**ENTRIES SHOWN**
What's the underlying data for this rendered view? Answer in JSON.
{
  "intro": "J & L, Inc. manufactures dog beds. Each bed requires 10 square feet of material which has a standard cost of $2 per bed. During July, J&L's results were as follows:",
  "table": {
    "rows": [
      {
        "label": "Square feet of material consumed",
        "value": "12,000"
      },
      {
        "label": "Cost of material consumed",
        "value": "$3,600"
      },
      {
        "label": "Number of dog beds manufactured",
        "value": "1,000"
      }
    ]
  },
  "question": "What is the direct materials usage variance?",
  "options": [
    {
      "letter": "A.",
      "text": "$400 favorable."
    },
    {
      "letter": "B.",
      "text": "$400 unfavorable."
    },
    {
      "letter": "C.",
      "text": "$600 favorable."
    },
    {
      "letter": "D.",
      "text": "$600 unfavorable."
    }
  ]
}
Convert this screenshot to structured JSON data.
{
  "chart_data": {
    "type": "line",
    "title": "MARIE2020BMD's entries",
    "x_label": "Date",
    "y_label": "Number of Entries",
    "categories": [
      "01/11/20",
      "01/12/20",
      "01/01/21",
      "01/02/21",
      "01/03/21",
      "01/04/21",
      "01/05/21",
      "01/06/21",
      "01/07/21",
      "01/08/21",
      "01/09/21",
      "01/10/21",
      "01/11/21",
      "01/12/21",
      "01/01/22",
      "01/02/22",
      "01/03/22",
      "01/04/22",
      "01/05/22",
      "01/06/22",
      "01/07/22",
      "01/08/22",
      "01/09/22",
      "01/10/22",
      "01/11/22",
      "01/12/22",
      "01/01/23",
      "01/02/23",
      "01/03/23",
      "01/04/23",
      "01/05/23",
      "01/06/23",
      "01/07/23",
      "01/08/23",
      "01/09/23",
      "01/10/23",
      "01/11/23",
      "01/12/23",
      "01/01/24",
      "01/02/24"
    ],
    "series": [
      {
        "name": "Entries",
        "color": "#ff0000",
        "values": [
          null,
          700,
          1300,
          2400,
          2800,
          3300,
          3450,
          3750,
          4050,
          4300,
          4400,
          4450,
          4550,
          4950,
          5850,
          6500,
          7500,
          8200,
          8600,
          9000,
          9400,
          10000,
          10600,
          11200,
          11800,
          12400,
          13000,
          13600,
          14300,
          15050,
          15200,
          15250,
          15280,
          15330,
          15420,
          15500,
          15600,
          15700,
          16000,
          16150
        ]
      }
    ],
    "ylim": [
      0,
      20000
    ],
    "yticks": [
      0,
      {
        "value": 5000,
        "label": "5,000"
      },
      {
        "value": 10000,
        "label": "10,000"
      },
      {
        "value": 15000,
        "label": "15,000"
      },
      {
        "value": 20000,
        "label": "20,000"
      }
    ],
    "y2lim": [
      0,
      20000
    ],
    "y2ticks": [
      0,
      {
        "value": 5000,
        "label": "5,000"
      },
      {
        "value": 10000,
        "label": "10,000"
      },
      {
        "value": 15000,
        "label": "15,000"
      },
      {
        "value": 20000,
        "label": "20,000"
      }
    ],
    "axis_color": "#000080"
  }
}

**INSTRUCTION**
Copy all of the data exactly.

**RESULT OF THIS TASK**
What's the underlying data for this rendered view? Answer in JSON.
{
  "intro": "J & L, Inc. manufactures dog beds. Each bed requires 10 square feet of material which has a standard cost of $2 per bed. During July, J&L's results were as follows:",
  "table": {
    "rows": [
      {
        "label": "Square feet of material consumed",
        "value": "12,000"
      },
      {
        "label": "Cost of material consumed",
        "value": "$3,600"
      },
      {
        "label": "Number of dog beds manufactured",
        "value": "1,000"
      }
    ]
  },
  "question": "What is the direct materials usage variance?",
  "options": [
    {
      "letter": "A.",
      "text": "$400 favorable."
    },
    {
      "letter": "B.",
      "text": "$400 unfavorable."
    },
    {
      "letter": "C.",
      "text": "$600 favorable."
    },
    {
      "letter": "D.",
      "text": "$600 unfavorable."
    }
  ]
}
Convert this screenshot to structured JSON data.
{
  "chart_data": {
    "type": "line",
    "title": "MARIE2020BMD's entries",
    "x_label": "Date",
    "y_label": "Number of Entries",
    "categories": [
      "01/11/20",
      "01/12/20",
      "01/01/21",
      "01/02/21",
      "01/03/21",
      "01/04/21",
      "01/05/21",
      "01/06/21",
      "01/07/21",
      "01/08/21",
      "01/09/21",
      "01/10/21",
      "01/11/21",
      "01/12/21",
      "01/01/22",
      "01/02/22",
      "01/03/22",
      "01/04/22",
      "01/05/22",
      "01/06/22",
      "01/07/22",
      "01/08/22",
      "01/09/22",
      "01/10/22",
      "01/11/22",
      "01/12/22",
      "01/01/23",
      "01/02/23",
      "01/03/23",
      "01/04/23",
      "01/05/23",
      "01/06/23",
      "01/07/23",
      "01/08/23",
      "01/09/23",
      "01/10/23",
      "01/11/23",
      "01/12/23",
      "01/01/24",
      "01/02/24"
    ],
    "series": [
      {
        "name": "Entries",
        "color": "#ff0000",
        "values": [
          null,
          700,
          1300,
          2400,
          2800,
          3300,
          3450,
          3750,
          4050,
          4300,
          4400,
          4450,
          4550,
          4950,
          5850,
          6500,
          7500,
          8200,
          8600,
          9000,
          9400,
          10000,
          10600,
          11200,
          11800,
          12400,
          13000,
          13600,
          14300,
          15050,
          15200,
          15250,
          15280,
          15330,
          15420,
          15500,
          15600,
          15700,
          16000,
          16150
        ]
      }
    ],
    "ylim": [
      0,
      20000
    ],
    "yticks": [
      0,
      {
        "value": 5000,
        "label": "5,000"
      },
      {
        "value": 10000,
        "label": "10,000"
      },
      {
        "value": 15000,
        "label": "15,000"
      },
      {
        "value": 20000,
        "label": "20,000"
      }
    ],
    "y2lim": [
      0,
      20000
    ],
    "y2ticks": [
      0,
      {
        "value": 5000,
        "label": "5,000"
      },
      {
        "value": 10000,
        "label": "10,000"
      },
      {
        "value": 15000,
        "label": "15,000"
      },
      {
        "value": 20000,
        "label": "20,000"
      }
    ],
    "axis_color": "#000080"
  }
}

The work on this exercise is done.